What to do
Collect from the data below each line with "Codfish".

++++++++

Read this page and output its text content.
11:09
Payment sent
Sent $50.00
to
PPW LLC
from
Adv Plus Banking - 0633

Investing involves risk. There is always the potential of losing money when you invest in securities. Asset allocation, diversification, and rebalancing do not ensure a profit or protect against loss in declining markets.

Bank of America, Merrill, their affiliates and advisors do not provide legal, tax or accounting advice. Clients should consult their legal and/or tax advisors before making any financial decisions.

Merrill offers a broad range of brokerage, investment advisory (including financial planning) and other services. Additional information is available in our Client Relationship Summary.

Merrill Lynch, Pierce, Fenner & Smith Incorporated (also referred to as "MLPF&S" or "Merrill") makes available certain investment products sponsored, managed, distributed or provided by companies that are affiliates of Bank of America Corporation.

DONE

++++++++

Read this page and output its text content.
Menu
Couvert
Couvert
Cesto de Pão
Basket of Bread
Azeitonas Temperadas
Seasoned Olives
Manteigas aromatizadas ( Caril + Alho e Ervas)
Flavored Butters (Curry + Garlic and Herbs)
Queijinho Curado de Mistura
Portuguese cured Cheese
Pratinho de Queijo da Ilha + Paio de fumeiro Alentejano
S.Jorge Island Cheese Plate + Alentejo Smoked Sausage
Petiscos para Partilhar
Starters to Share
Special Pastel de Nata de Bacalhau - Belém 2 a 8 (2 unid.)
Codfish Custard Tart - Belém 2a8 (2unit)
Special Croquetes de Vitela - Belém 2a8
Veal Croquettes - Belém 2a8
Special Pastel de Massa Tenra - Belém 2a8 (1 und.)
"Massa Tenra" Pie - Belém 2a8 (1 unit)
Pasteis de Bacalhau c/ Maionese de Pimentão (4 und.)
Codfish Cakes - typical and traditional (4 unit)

++++++++

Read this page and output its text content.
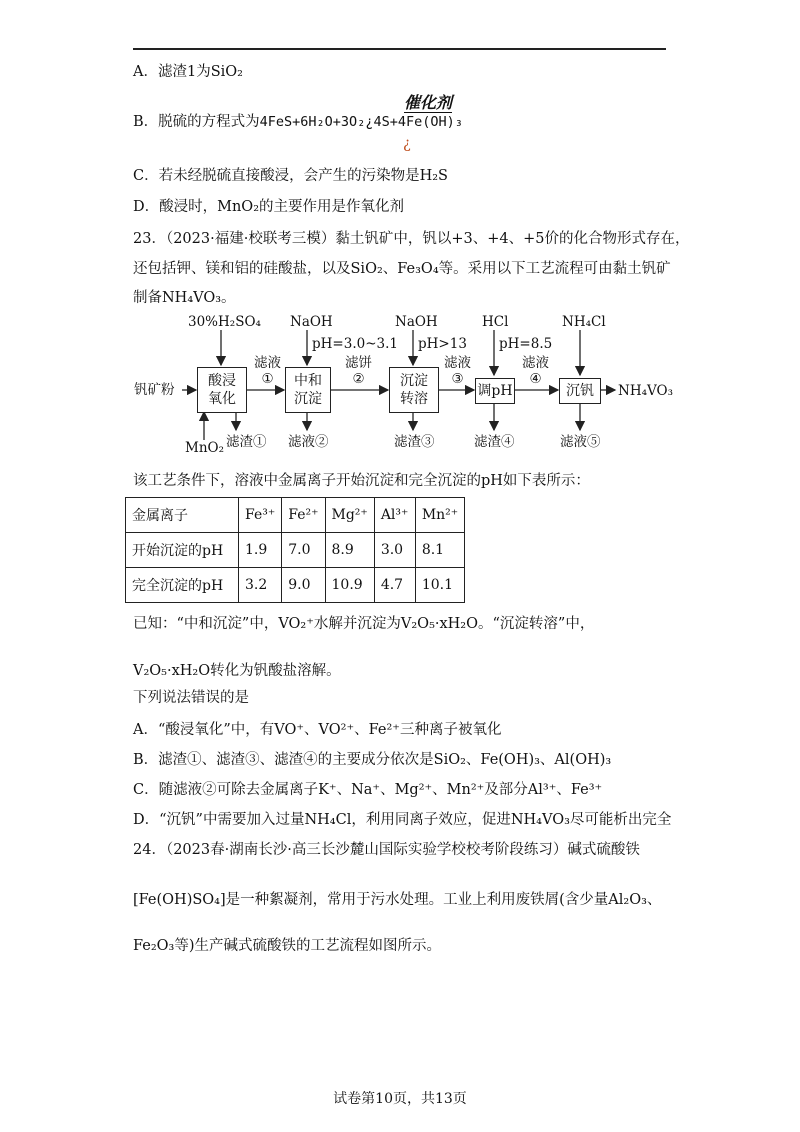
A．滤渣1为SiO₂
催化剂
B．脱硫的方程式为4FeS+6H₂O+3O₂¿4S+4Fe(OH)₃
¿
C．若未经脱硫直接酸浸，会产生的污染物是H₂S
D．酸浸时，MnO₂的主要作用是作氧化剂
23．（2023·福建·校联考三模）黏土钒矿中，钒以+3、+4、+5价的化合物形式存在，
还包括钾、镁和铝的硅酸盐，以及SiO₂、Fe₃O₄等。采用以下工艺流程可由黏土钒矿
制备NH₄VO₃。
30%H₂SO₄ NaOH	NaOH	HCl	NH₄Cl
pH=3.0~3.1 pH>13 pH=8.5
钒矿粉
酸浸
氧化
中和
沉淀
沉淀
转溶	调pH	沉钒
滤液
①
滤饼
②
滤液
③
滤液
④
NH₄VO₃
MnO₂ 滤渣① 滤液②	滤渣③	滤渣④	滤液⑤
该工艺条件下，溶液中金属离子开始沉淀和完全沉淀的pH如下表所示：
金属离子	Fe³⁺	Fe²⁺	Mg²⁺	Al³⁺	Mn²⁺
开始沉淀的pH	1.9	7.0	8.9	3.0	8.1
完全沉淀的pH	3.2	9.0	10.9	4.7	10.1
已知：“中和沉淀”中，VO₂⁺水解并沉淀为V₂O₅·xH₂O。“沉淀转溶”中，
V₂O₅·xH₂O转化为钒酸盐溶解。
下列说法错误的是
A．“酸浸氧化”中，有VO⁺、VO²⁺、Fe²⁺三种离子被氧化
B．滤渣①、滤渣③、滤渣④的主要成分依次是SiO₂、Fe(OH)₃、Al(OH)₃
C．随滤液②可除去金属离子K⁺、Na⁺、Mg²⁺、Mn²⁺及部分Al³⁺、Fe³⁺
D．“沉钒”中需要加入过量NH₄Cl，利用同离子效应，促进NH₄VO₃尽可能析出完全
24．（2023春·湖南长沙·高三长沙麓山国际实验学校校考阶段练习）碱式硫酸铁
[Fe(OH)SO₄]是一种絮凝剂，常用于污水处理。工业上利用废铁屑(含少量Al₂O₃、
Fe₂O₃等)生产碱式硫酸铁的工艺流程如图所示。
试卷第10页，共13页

++++++++

Full answer
Codfish Custard Tart - Belém 2a8 (2unit)
Codfish Cakes - typical and traditional (4 unit)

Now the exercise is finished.